Extract to read:
Chondria tumulosa

Scientific classification
- Domain: Eukaryota
- Clade: Archaeplastida
- Division: Rhodophyta
- Class: Florideophyceae
- Order: Ceramiales
- Family: Rhodomelaceae
- Genus: Chondria
- Species: C. tumulosa
- Binomial name: Chondria tumulosa A.R.Sherwood et J.M.Huisman

= Chondria tumulosa =

- Genus: Chondria (alga)
- Species: tumulosa
- Authority: A.R.Sherwood et J.M.Huisman

Species of alga

Chondria tumulosa is a species of red algae in the family Rhodomelacae. It was first discovered in 2016, growing in small patches in the Pearl and Hermes Atoll in the Northwestern Hawaiian Islands. By 2019, the species had spread to cover several thousand square meters, smothering and killing vast swathes of the atoll's coral reefs. C. tumulosa is unlike any other species in its genus, having a tumbleweed-like growth form that allows fragments to break off and spread, allowing it to colonize new areas. The true origin of C. tumulosa in the region remains unknown; it displays many characteristics of an invasive species and is not closely related to any other Hawaiian Chondria, but it would have been relatively difficult to colonize such a remote area. It has also been suggested that it is a native species that suddenly spread due to changes in the ecosystem. Control and mitigation strategies will have to be made to prevent the species' spread.

Supplied material:
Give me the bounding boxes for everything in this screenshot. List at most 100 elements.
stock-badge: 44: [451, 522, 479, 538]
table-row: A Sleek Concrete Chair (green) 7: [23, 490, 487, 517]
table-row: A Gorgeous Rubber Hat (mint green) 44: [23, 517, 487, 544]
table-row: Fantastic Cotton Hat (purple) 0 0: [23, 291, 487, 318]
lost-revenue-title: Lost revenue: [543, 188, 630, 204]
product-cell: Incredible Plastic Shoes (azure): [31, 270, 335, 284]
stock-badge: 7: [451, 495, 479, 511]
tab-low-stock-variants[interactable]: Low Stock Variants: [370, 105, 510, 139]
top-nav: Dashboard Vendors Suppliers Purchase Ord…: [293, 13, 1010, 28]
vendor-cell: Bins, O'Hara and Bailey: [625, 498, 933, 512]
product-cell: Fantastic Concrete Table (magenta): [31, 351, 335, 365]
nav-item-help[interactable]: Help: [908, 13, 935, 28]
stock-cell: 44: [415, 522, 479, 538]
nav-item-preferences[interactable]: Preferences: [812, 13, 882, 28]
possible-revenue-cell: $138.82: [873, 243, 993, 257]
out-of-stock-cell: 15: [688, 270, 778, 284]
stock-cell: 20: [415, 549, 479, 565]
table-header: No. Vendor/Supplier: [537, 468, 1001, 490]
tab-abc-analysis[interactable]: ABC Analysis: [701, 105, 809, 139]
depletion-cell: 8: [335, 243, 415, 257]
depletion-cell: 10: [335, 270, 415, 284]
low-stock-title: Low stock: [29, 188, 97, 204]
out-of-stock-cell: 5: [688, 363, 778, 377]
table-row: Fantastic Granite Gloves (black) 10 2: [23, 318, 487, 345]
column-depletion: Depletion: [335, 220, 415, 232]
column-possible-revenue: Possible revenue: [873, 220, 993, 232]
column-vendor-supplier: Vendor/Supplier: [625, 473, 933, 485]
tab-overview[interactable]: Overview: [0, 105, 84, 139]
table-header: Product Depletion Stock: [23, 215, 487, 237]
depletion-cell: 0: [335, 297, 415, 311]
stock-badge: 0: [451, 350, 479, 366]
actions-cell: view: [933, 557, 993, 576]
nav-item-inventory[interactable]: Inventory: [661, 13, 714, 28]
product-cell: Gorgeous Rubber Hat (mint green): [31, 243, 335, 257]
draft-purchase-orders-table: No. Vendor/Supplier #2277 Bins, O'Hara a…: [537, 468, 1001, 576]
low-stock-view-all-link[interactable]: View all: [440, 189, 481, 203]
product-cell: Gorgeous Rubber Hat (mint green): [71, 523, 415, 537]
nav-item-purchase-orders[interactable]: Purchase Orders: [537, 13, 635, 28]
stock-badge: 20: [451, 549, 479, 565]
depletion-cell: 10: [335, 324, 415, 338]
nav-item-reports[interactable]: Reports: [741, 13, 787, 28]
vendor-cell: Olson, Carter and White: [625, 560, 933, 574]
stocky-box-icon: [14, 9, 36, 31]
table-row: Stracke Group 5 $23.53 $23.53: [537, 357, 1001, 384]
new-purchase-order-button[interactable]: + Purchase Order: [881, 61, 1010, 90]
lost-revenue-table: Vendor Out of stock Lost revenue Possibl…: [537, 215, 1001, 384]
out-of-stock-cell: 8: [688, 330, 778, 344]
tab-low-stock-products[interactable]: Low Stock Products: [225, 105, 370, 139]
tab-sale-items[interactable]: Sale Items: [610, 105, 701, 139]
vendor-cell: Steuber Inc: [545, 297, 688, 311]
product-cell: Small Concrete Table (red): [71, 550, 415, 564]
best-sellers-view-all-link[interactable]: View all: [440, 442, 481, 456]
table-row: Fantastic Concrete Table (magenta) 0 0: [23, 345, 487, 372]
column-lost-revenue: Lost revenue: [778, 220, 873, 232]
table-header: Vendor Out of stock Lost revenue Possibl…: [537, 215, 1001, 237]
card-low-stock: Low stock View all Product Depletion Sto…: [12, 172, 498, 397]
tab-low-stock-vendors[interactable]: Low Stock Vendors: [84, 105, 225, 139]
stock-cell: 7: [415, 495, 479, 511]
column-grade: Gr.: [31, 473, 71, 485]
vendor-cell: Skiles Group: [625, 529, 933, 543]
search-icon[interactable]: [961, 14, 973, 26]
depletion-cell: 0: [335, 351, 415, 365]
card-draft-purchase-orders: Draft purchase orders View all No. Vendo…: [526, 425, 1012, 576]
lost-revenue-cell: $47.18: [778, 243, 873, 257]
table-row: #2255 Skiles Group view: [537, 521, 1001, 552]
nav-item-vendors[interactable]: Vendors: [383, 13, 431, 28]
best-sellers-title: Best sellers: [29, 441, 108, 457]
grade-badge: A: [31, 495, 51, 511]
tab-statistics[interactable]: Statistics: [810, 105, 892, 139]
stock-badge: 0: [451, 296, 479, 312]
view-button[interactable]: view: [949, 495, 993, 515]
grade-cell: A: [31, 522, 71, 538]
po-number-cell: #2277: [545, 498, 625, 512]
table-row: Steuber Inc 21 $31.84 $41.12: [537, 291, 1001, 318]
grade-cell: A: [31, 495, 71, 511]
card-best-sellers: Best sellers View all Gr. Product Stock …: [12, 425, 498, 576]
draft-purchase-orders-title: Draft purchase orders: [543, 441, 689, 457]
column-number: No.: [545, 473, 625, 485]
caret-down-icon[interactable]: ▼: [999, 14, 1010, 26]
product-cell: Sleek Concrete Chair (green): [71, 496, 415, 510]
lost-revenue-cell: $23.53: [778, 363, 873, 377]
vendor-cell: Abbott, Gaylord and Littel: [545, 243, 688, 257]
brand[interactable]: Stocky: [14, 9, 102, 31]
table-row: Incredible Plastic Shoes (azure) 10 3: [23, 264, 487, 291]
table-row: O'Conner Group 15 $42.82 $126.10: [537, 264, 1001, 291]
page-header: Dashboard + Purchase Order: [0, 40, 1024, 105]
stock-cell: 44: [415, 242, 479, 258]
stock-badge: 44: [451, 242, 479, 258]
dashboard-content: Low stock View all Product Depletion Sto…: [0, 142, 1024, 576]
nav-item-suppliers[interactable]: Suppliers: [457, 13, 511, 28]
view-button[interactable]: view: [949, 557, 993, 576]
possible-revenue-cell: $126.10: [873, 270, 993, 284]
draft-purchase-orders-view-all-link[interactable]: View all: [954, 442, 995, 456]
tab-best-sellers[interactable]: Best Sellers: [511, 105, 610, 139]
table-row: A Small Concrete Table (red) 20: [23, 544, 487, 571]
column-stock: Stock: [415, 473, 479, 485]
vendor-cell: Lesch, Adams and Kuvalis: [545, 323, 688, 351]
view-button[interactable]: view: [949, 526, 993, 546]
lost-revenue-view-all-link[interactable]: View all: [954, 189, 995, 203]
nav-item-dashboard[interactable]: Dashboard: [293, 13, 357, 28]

Requirement A: Where was the species first found growing, according to the Chondria tumulosa article?
Requirement B: Write out the portion of the Chondria tumulosa article starting at "Scientific classification" and ending at "Genus: Chondria (alga)".
Rely solely on the Chondria tumulosa article for what comes next.

Exercise response A: In the Pearl and Hermes Atoll in the Northwestern Hawaiian Islands.

Exercise response B:
Scientific classification
- Domain: Eukaryota
- Clade: Archaeplastida
- Division: Rhodophyta
- Class: Florideophyceae
- Order: Ceramiales
- Family: Rhodomelaceae
- Genus: Chondria
- Species: C. tumulosa
- Binomial name: Chondria tumulosa A.R.Sherwood et J.M.Huisman

= Chondria tumulosa =

- Genus: Chondria (alga)